What to produce. Tally the lines holding "data" and state only that figure.

* Begin Records for the task *

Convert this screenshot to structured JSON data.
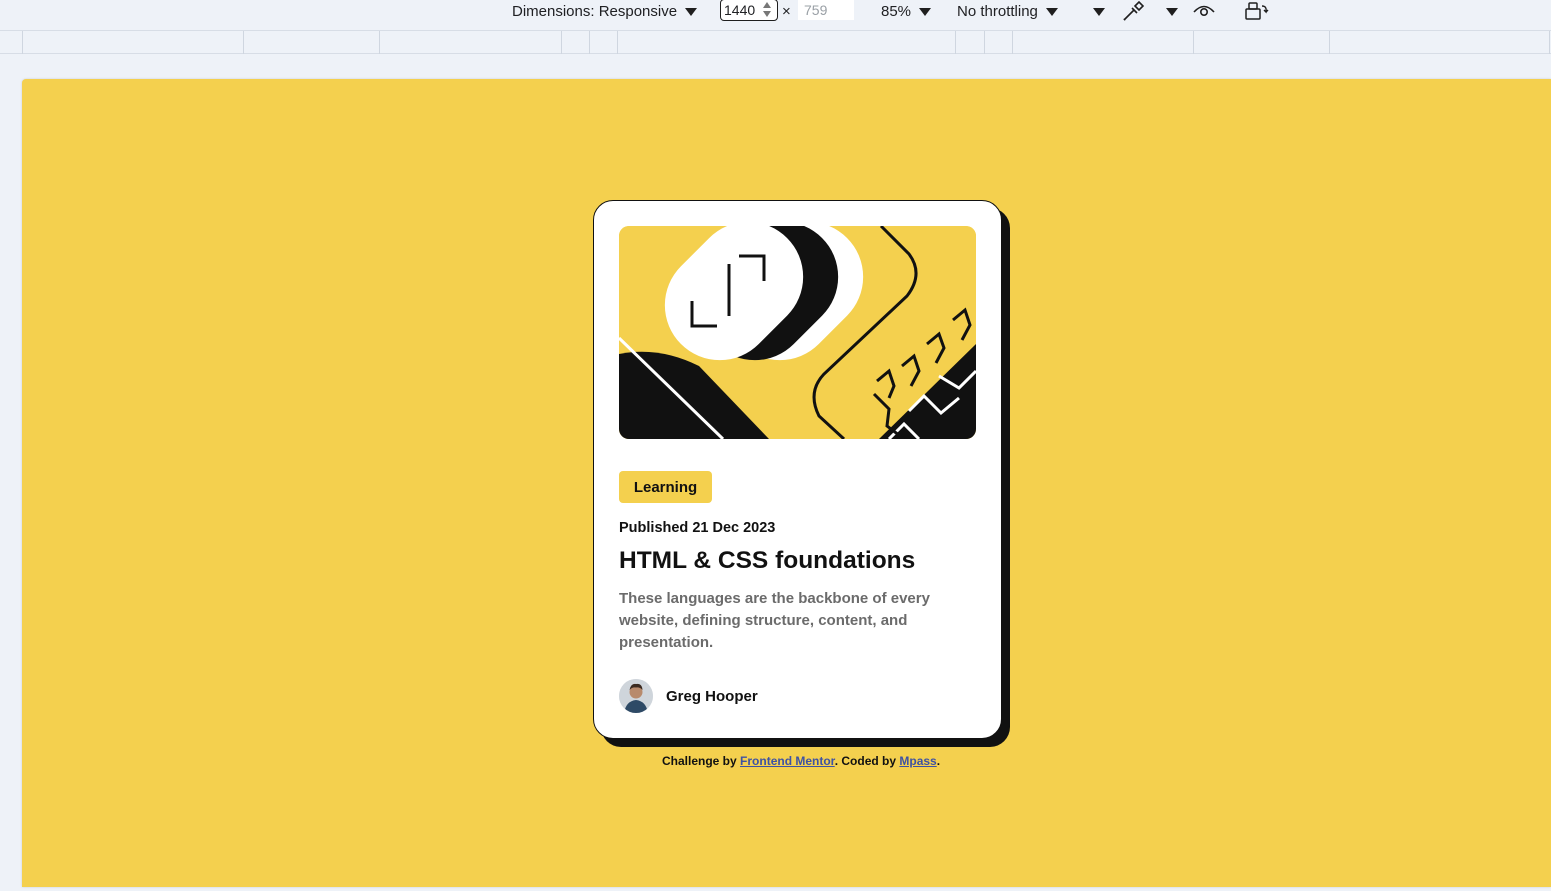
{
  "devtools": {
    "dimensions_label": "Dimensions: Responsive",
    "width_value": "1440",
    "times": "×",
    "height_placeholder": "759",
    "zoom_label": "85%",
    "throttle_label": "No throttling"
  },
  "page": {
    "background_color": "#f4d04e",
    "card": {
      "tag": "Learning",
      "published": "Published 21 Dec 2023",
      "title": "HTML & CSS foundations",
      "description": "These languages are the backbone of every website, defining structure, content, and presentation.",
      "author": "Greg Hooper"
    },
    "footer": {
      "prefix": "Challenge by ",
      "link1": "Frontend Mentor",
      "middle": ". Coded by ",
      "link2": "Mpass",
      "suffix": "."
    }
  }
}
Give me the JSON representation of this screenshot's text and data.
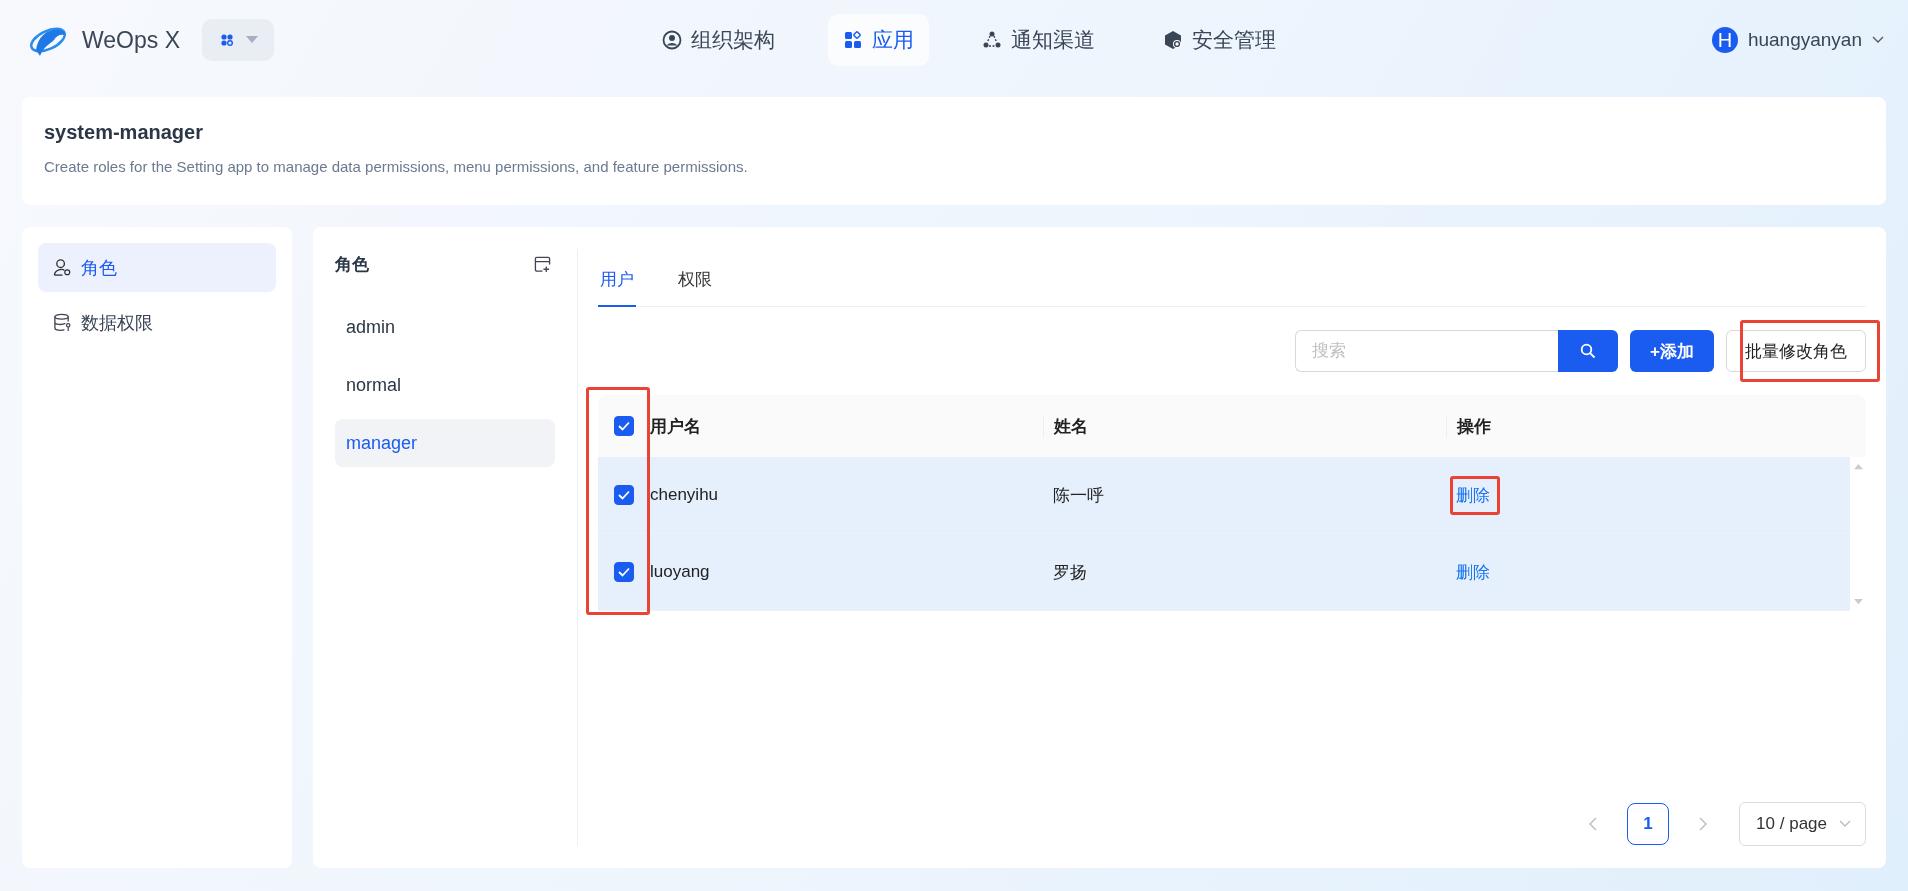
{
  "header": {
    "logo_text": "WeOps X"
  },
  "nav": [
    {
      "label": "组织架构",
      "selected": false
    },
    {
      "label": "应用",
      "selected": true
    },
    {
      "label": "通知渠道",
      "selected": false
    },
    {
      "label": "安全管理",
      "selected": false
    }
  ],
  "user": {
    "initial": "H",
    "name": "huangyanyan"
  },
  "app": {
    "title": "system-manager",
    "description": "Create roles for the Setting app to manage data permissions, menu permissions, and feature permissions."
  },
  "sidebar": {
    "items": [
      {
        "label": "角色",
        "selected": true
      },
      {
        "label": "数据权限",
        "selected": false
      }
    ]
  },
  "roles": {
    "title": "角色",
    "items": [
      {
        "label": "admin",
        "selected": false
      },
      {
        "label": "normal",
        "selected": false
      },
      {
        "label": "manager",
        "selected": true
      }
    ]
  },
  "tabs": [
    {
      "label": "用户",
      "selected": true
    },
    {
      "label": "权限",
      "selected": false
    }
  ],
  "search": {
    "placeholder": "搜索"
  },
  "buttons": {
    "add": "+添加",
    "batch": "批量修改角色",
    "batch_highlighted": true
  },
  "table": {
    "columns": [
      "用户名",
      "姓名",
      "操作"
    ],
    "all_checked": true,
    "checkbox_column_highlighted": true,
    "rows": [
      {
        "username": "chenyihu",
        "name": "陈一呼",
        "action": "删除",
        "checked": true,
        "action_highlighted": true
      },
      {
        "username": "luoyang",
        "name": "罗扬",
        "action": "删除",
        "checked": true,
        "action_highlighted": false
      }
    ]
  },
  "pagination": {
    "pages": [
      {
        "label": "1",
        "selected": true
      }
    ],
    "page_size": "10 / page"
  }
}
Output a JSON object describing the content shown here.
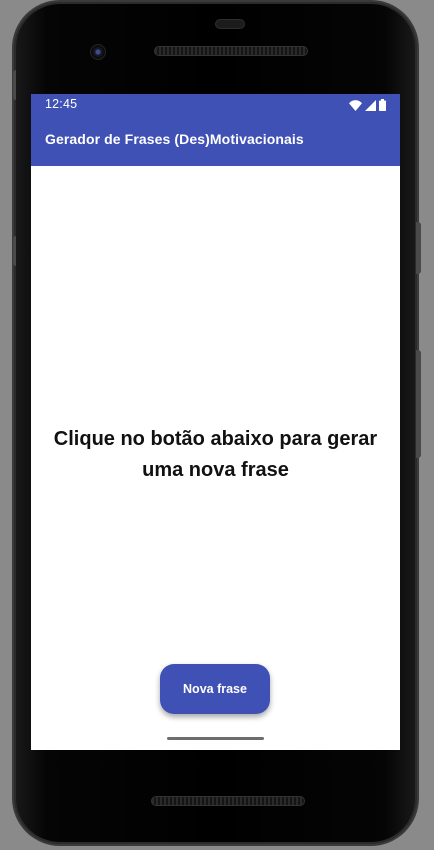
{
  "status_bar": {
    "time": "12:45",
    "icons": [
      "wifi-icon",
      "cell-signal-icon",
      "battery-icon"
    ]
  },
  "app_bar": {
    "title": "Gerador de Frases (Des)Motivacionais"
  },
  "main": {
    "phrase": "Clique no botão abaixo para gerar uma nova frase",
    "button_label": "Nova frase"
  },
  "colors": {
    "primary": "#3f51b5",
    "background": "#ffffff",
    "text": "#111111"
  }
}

* End Records for the task *

The answer. 3